#### [WHAT YOU ARE ASKED TO DO]
Extract the text of every entry below exactly; leave images out.

^^^^^^^^^^^^^^^^

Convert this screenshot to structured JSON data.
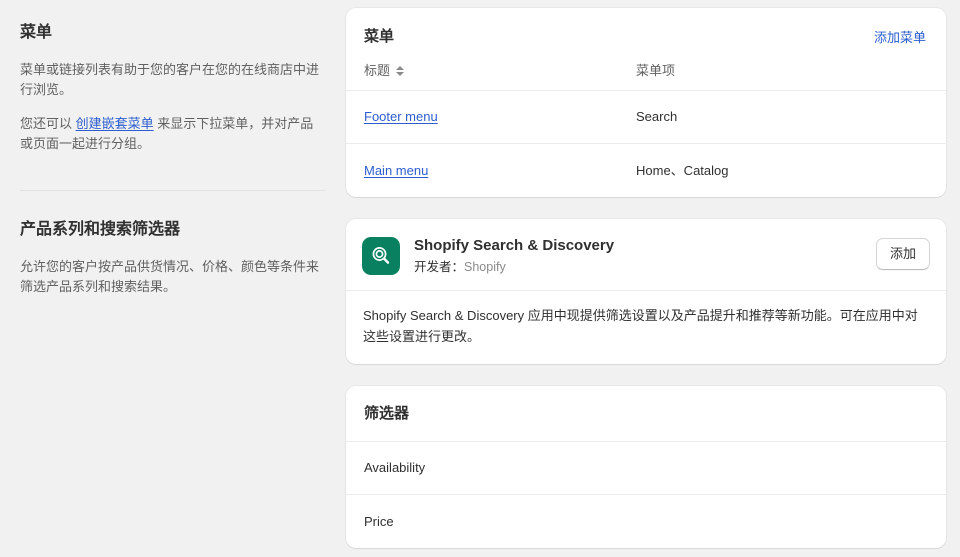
{
  "sidebar": {
    "sections": [
      {
        "title": "菜单",
        "paragraph1": "菜单或链接列表有助于您的客户在您的在线商店中进行浏览。",
        "paragraph2_before": "您还可以 ",
        "paragraph2_link": "创建嵌套菜单",
        "paragraph2_after": " 来显示下拉菜单，并对产品或页面一起进行分组。"
      },
      {
        "title": "产品系列和搜索筛选器",
        "paragraph1": "允许您的客户按产品供货情况、价格、颜色等条件来筛选产品系列和搜索结果。"
      }
    ]
  },
  "menus_card": {
    "title": "菜单",
    "add_link": "添加菜单",
    "columns": [
      "标题",
      "菜单项"
    ],
    "sort_icon": "sort-arrows-icon",
    "rows": [
      {
        "title": "Footer menu",
        "items": "Search"
      },
      {
        "title": "Main menu",
        "items": "Home、Catalog"
      }
    ]
  },
  "app_card": {
    "icon": "search-magnifier-icon",
    "icon_color": "#098060",
    "name": "Shopify Search & Discovery",
    "developer_label": "开发者：",
    "developer_value": "Shopify",
    "add_button": "添加",
    "description": "Shopify Search & Discovery 应用中现提供筛选设置以及产品提升和推荐等新功能。可在应用中对这些设置进行更改。"
  },
  "filters_card": {
    "title": "筛选器",
    "rows": [
      "Availability",
      "Price"
    ]
  },
  "colors": {
    "link": "#2c5ecf",
    "page_bg": "#f1f1f1",
    "card_bg": "#ffffff",
    "text": "#303030",
    "subdued_text": "#616161",
    "border": "#ebebeb"
  }
}
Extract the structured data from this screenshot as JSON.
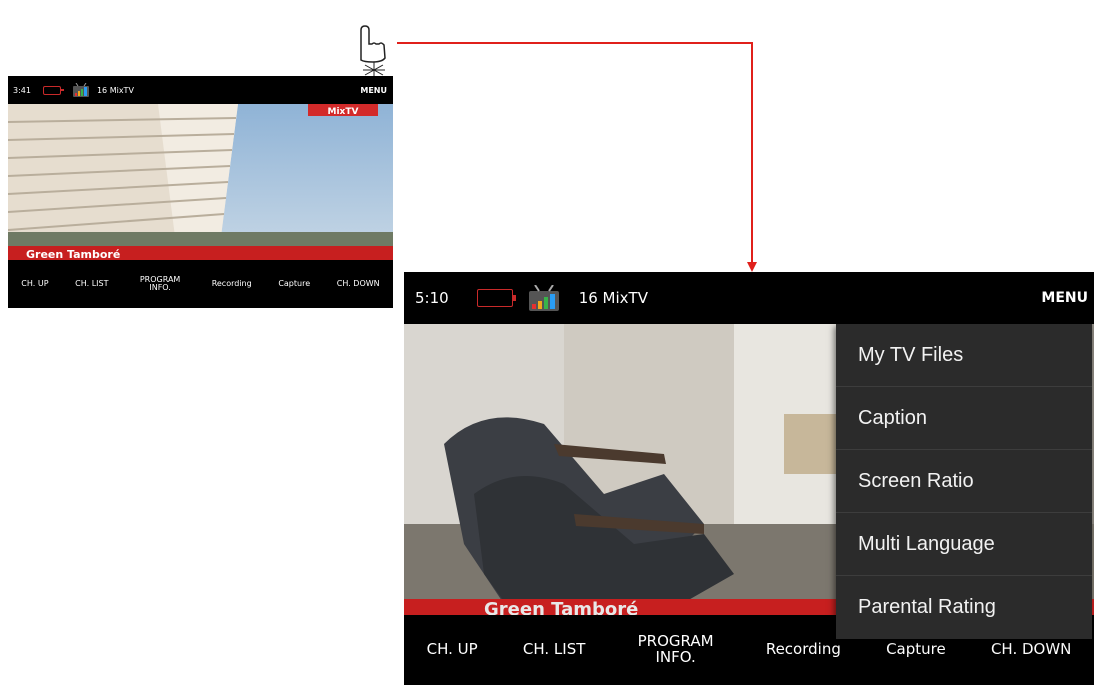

^^^^^^^^^^^^^^^^

#### [THE REPLY]
Convert this screenshot to structured JSON data.
{
  "sidebar": {
    "sections": [
      {
        "title": "菜单",
        "paragraph1": "菜单或链接列表有助于您的客户在您的在线商店中进行浏览。",
        "paragraph2_before": "您还可以 ",
        "paragraph2_link": "创建嵌套菜单",
        "paragraph2_after": " 来显示下拉菜单，并对产品或页面一起进行分组。"
      },
      {
        "title": "产品系列和搜索筛选器",
        "paragraph1": "允许您的客户按产品供货情况、价格、颜色等条件来筛选产品系列和搜索结果。"
      }
    ]
  },
  "menus_card": {
    "title": "菜单",
    "add_link": "添加菜单",
    "columns": [
      "标题",
      "菜单项"
    ],
    "sort_icon": "sort-arrows-icon",
    "rows": [
      {
        "title": "Footer menu",
        "items": "Search"
      },
      {
        "title": "Main menu",
        "items": "Home、Catalog"
      }
    ]
  },
  "app_card": {
    "icon": "search-magnifier-icon",
    "icon_color": "#098060",
    "name": "Shopify Search & Discovery",
    "developer_label": "开发者：",
    "developer_value": "Shopify",
    "add_button": "添加",
    "description": "Shopify Search & Discovery 应用中现提供筛选设置以及产品提升和推荐等新功能。可在应用中对这些设置进行更改。"
  },
  "filters_card": {
    "title": "筛选器",
    "rows": [
      "Availability",
      "Price"
    ]
  },
  "colors": {
    "link": "#2c5ecf",
    "page_bg": "#f1f1f1",
    "card_bg": "#ffffff",
    "text": "#303030",
    "subdued_text": "#616161",
    "border": "#ebebeb"
  }
}
Extract the structured data from this screenshot as JSON.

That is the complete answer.